■ Work to complete: Read the data and repeat it in full, exactly.

■ Data lines:
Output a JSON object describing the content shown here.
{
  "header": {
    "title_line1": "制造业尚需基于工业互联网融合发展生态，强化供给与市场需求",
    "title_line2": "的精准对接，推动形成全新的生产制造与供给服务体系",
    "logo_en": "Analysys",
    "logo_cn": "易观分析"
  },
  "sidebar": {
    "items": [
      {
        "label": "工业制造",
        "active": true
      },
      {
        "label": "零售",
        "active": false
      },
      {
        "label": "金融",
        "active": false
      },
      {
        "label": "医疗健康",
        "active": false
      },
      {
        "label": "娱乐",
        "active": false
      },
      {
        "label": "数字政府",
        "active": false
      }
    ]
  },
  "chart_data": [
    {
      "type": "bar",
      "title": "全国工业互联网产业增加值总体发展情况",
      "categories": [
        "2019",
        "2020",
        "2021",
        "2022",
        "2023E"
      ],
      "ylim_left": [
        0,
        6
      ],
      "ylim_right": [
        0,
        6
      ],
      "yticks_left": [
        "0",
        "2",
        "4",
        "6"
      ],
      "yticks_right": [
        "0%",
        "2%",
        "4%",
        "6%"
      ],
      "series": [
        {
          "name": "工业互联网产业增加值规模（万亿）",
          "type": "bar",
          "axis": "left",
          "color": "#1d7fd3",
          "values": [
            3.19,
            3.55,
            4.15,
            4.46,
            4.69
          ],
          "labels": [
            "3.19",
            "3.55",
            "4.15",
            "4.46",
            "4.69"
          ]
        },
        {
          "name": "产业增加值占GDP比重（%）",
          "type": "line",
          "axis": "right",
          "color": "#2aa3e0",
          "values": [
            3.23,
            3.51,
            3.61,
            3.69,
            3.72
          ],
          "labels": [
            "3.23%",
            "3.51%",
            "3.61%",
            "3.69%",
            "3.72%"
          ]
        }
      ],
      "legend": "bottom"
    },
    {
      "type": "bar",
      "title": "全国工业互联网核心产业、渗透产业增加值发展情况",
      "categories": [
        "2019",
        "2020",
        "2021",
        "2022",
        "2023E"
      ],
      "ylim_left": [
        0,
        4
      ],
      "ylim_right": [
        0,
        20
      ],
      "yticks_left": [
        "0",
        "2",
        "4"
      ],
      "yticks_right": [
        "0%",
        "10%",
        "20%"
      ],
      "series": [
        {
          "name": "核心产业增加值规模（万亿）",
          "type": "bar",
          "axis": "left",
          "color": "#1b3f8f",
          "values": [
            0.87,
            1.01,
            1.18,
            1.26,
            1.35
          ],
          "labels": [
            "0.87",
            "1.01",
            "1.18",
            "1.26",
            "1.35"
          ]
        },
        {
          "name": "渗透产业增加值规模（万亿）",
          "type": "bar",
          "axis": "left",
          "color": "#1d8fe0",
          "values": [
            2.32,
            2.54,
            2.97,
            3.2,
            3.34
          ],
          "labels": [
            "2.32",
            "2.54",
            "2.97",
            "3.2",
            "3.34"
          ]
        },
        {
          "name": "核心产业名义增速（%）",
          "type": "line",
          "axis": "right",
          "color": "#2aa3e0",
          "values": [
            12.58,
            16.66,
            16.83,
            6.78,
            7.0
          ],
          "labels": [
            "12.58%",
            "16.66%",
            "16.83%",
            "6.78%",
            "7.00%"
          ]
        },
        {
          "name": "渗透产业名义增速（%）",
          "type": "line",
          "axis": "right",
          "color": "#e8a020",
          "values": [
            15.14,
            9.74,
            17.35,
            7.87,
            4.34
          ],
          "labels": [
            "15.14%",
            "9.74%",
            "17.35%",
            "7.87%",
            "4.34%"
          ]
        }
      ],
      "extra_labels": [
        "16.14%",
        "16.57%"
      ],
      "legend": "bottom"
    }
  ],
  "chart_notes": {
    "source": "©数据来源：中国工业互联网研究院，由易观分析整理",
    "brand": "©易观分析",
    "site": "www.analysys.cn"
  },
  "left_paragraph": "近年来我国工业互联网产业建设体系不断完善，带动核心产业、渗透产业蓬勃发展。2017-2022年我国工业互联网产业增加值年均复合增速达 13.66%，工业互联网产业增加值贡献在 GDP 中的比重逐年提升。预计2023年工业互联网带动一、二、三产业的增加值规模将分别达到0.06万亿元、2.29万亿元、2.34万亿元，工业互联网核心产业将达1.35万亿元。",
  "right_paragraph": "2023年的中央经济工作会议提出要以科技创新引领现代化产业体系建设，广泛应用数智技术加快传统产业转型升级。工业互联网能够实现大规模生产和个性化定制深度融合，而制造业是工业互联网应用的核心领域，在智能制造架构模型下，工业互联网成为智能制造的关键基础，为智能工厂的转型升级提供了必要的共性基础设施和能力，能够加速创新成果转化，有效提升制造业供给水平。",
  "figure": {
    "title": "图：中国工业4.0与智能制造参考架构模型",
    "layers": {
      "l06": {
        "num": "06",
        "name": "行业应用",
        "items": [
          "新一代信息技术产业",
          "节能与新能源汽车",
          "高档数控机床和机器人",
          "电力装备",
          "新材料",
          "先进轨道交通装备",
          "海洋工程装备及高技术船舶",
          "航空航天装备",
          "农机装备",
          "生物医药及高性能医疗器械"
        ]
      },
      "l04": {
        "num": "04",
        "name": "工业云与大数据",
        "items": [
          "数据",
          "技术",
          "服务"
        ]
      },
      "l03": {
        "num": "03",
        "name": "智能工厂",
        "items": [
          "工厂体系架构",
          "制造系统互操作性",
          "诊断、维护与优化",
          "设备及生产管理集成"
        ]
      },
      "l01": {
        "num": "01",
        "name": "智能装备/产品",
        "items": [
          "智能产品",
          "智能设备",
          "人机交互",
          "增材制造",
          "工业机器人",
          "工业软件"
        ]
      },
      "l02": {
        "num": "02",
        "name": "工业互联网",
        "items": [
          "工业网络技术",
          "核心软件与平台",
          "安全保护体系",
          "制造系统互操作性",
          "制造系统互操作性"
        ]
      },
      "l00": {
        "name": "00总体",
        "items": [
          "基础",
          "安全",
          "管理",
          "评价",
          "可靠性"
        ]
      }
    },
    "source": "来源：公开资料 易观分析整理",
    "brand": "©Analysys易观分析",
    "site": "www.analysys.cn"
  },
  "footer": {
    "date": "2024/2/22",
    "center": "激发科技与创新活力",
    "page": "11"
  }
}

■ Result of this exercise:
Output a JSON object describing the content shown here.
{
  "header": {
    "title_line1": "制造业尚需基于工业互联网融合发展生态，强化供给与市场需求",
    "title_line2": "的精准对接，推动形成全新的生产制造与供给服务体系",
    "logo_en": "Analysys",
    "logo_cn": "易观分析"
  },
  "sidebar": {
    "items": [
      {
        "label": "工业制造",
        "active": true
      },
      {
        "label": "零售",
        "active": false
      },
      {
        "label": "金融",
        "active": false
      },
      {
        "label": "医疗健康",
        "active": false
      },
      {
        "label": "娱乐",
        "active": false
      },
      {
        "label": "数字政府",
        "active": false
      }
    ]
  },
  "chart_data": [
    {
      "type": "bar",
      "title": "全国工业互联网产业增加值总体发展情况",
      "categories": [
        "2019",
        "2020",
        "2021",
        "2022",
        "2023E"
      ],
      "ylim_left": [
        0,
        6
      ],
      "ylim_right": [
        0,
        6
      ],
      "yticks_left": [
        "0",
        "2",
        "4",
        "6"
      ],
      "yticks_right": [
        "0%",
        "2%",
        "4%",
        "6%"
      ],
      "series": [
        {
          "name": "工业互联网产业增加值规模（万亿）",
          "type": "bar",
          "axis": "left",
          "color": "#1d7fd3",
          "values": [
            3.19,
            3.55,
            4.15,
            4.46,
            4.69
          ],
          "labels": [
            "3.19",
            "3.55",
            "4.15",
            "4.46",
            "4.69"
          ]
        },
        {
          "name": "产业增加值占GDP比重（%）",
          "type": "line",
          "axis": "right",
          "color": "#2aa3e0",
          "values": [
            3.23,
            3.51,
            3.61,
            3.69,
            3.72
          ],
          "labels": [
            "3.23%",
            "3.51%",
            "3.61%",
            "3.69%",
            "3.72%"
          ]
        }
      ],
      "legend": "bottom"
    },
    {
      "type": "bar",
      "title": "全国工业互联网核心产业、渗透产业增加值发展情况",
      "categories": [
        "2019",
        "2020",
        "2021",
        "2022",
        "2023E"
      ],
      "ylim_left": [
        0,
        4
      ],
      "ylim_right": [
        0,
        20
      ],
      "yticks_left": [
        "0",
        "2",
        "4"
      ],
      "yticks_right": [
        "0%",
        "10%",
        "20%"
      ],
      "series": [
        {
          "name": "核心产业增加值规模（万亿）",
          "type": "bar",
          "axis": "left",
          "color": "#1b3f8f",
          "values": [
            0.87,
            1.01,
            1.18,
            1.26,
            1.35
          ],
          "labels": [
            "0.87",
            "1.01",
            "1.18",
            "1.26",
            "1.35"
          ]
        },
        {
          "name": "渗透产业增加值规模（万亿）",
          "type": "bar",
          "axis": "left",
          "color": "#1d8fe0",
          "values": [
            2.32,
            2.54,
            2.97,
            3.2,
            3.34
          ],
          "labels": [
            "2.32",
            "2.54",
            "2.97",
            "3.2",
            "3.34"
          ]
        },
        {
          "name": "核心产业名义增速（%）",
          "type": "line",
          "axis": "right",
          "color": "#2aa3e0",
          "values": [
            12.58,
            16.66,
            16.83,
            6.78,
            7.0
          ],
          "labels": [
            "12.58%",
            "16.66%",
            "16.83%",
            "6.78%",
            "7.00%"
          ]
        },
        {
          "name": "渗透产业名义增速（%）",
          "type": "line",
          "axis": "right",
          "color": "#e8a020",
          "values": [
            15.14,
            9.74,
            17.35,
            7.87,
            4.34
          ],
          "labels": [
            "15.14%",
            "9.74%",
            "17.35%",
            "7.87%",
            "4.34%"
          ]
        }
      ],
      "extra_labels": [
        "16.14%",
        "16.57%"
      ],
      "legend": "bottom"
    }
  ],
  "chart_notes": {
    "source": "©数据来源：中国工业互联网研究院，由易观分析整理",
    "brand": "©易观分析",
    "site": "www.analysys.cn"
  },
  "left_paragraph": "近年来我国工业互联网产业建设体系不断完善，带动核心产业、渗透产业蓬勃发展。2017-2022年我国工业互联网产业增加值年均复合增速达 13.66%，工业互联网产业增加值贡献在 GDP 中的比重逐年提升。预计2023年工业互联网带动一、二、三产业的增加值规模将分别达到0.06万亿元、2.29万亿元、2.34万亿元，工业互联网核心产业将达1.35万亿元。",
  "right_paragraph": "2023年的中央经济工作会议提出要以科技创新引领现代化产业体系建设，广泛应用数智技术加快传统产业转型升级。工业互联网能够实现大规模生产和个性化定制深度融合，而制造业是工业互联网应用的核心领域，在智能制造架构模型下，工业互联网成为智能制造的关键基础，为智能工厂的转型升级提供了必要的共性基础设施和能力，能够加速创新成果转化，有效提升制造业供给水平。",
  "figure": {
    "title": "图：中国工业4.0与智能制造参考架构模型",
    "layers": {
      "l06": {
        "num": "06",
        "name": "行业应用",
        "items": [
          "新一代信息技术产业",
          "节能与新能源汽车",
          "高档数控机床和机器人",
          "电力装备",
          "新材料",
          "先进轨道交通装备",
          "海洋工程装备及高技术船舶",
          "航空航天装备",
          "农机装备",
          "生物医药及高性能医疗器械"
        ]
      },
      "l04": {
        "num": "04",
        "name": "工业云与大数据",
        "items": [
          "数据",
          "技术",
          "服务"
        ]
      },
      "l03": {
        "num": "03",
        "name": "智能工厂",
        "items": [
          "工厂体系架构",
          "制造系统互操作性",
          "诊断、维护与优化",
          "设备及生产管理集成"
        ]
      },
      "l01": {
        "num": "01",
        "name": "智能装备/产品",
        "items": [
          "智能产品",
          "智能设备",
          "人机交互",
          "增材制造",
          "工业机器人",
          "工业软件"
        ]
      },
      "l02": {
        "num": "02",
        "name": "工业互联网",
        "items": [
          "工业网络技术",
          "核心软件与平台",
          "安全保护体系",
          "制造系统互操作性",
          "制造系统互操作性"
        ]
      },
      "l00": {
        "name": "00总体",
        "items": [
          "基础",
          "安全",
          "管理",
          "评价",
          "可靠性"
        ]
      }
    },
    "source": "来源：公开资料 易观分析整理",
    "brand": "©Analysys易观分析",
    "site": "www.analysys.cn"
  },
  "footer": {
    "date": "2024/2/22",
    "center": "激发科技与创新活力",
    "page": "11"
  }
}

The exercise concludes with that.